### [Secção do documento]
Jaime Santos disse...

O texto está bem escrito, mas falha o alvo. Desde logo, presume que quem se ofende se preocupa minimamente com a opinião de quem é (ou deveria) sentir-se ofendido.

A ofensa é também um ato de egoísmo. Haverá quem tenha consciência suficiente para se sentir atingido pelo texto pela mesquinhez manifestada, mas a maioria dos mesquinhos estão-se nas tintas. Por isso é que permanecem mesquinhos.

Depois, Pimentel ao escrever isto dá-se ao trabalho de mostrar que se dá ao desprezo. Mais valia limitar-se mesmo a dizer que os insultos ficam com quem os profere. Era mais conciso e elegante e poupava-nos a considerações mais ou menos escatológicas...

Helena Araújo disse...

Jaime, não entendi a sua primeira frase.
E não tenho problema nenhum com a escatologia. A imagem de um ser primitivo a demarcar o seu território à maneira dos animais está muito bem conseguida. Pode ser que o ofensor não entenda, mas as vítimas da sua ofensa entendem, e sentem-se mais acompanhadas ao ouvir o riso generalizado que se dirige contra o ofensor.

Jaime Santos disse...

Queria dizer que o Vasco Pimentel escreve este texto na esperança de que quem o procurou ofender o leia e se sinta atingido com isso. Duvido que tal aconteça. A primeira regra de um agressor que se preza é não ter consciência e uma pele grossa...

E depois a escatologia fá-lo descer ao nível de quem o tenta agredir. O cuidado com a linguagem não é de somenos, ela determina a forma como pensamos. O mais importante é não nos deixarmos arrastar pela lama. Don't wrestle with a pig, you get dirty and the pig enjoys it...

### [Objetivo do exercício]
Copie da troca de comentários o trecho que começa em "Jaime, não entendi" e termina em "uma pele grossa...", incluindo estas últimas palavras.

### [Registos fornecidos]
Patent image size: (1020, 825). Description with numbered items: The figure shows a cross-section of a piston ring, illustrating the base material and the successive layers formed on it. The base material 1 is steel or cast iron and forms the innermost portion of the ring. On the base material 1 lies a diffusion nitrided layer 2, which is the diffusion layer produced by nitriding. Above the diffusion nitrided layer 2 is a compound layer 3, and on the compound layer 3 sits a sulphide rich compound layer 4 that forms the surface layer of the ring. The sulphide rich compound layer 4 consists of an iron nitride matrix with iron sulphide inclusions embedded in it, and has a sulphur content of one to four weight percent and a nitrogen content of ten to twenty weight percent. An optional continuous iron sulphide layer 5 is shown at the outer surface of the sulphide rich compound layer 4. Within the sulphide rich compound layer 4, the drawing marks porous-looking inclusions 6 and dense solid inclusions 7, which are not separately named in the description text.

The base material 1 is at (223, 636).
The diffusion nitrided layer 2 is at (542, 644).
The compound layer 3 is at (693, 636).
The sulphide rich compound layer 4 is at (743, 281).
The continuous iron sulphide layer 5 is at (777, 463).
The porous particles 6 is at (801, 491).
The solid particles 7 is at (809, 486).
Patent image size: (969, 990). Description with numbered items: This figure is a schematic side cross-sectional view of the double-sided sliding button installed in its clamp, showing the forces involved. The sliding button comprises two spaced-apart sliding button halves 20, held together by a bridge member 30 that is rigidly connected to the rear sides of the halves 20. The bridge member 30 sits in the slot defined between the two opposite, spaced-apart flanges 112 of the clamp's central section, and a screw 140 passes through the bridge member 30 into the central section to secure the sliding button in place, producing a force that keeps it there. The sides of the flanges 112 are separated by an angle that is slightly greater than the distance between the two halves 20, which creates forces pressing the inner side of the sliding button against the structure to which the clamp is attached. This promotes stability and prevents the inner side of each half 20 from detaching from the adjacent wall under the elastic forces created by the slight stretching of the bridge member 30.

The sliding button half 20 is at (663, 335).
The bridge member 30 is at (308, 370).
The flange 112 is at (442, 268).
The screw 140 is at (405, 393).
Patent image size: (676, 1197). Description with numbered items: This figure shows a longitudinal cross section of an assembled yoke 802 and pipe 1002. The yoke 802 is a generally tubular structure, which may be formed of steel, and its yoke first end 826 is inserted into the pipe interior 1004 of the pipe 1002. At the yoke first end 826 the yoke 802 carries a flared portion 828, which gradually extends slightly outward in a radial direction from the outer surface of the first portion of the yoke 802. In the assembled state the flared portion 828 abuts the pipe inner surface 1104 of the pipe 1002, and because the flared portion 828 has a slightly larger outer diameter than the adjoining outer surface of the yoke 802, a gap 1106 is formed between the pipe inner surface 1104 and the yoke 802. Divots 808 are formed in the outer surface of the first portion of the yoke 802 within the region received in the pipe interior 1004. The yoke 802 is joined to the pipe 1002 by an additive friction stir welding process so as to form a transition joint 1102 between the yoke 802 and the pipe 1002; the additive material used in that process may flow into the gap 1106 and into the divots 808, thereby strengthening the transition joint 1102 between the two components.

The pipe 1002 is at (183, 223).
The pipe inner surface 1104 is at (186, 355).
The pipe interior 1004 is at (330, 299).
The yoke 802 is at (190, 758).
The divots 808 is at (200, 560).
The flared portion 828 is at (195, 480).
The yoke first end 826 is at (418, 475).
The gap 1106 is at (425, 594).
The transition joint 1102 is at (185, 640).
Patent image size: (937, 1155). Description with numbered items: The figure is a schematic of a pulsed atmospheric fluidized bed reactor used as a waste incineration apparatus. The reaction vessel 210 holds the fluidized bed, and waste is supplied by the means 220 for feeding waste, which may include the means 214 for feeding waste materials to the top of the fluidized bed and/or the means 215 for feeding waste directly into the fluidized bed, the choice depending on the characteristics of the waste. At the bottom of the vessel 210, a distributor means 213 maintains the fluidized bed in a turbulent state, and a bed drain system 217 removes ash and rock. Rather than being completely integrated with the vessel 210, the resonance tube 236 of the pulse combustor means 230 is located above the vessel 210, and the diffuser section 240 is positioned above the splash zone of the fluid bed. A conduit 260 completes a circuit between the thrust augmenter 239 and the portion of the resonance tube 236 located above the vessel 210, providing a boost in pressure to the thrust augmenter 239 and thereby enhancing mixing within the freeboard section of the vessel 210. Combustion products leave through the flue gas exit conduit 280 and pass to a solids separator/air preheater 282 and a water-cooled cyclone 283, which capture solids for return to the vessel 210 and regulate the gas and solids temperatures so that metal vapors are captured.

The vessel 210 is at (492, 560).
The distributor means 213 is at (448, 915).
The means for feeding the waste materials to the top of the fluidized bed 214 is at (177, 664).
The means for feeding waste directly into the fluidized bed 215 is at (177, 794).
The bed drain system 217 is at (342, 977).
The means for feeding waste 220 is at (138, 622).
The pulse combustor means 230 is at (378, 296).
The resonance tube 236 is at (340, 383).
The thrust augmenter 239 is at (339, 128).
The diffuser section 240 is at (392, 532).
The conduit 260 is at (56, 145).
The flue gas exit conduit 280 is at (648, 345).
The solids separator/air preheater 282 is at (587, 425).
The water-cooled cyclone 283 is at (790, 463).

### [Resposta à tarefa]
Jaime, não entendi a sua primeira frase.
E não tenho problema nenhum com a escatologia. A imagem de um ser primitivo a demarcar o seu território à maneira dos animais está muito bem conseguida. Pode ser que o ofensor não entenda, mas as vítimas da sua ofensa entendem, e sentem-se mais acompanhadas ao ouvir o riso generalizado que se dirige contra o ofensor.

Jaime Santos disse...

Queria dizer que o Vasco Pimentel escreve este texto na esperança de que quem o procurou ofender o leia e se sinta atingido com isso. Duvido que tal aconteça. A primeira regra de um agressor que se preza é não ter consciência e uma pele grossa...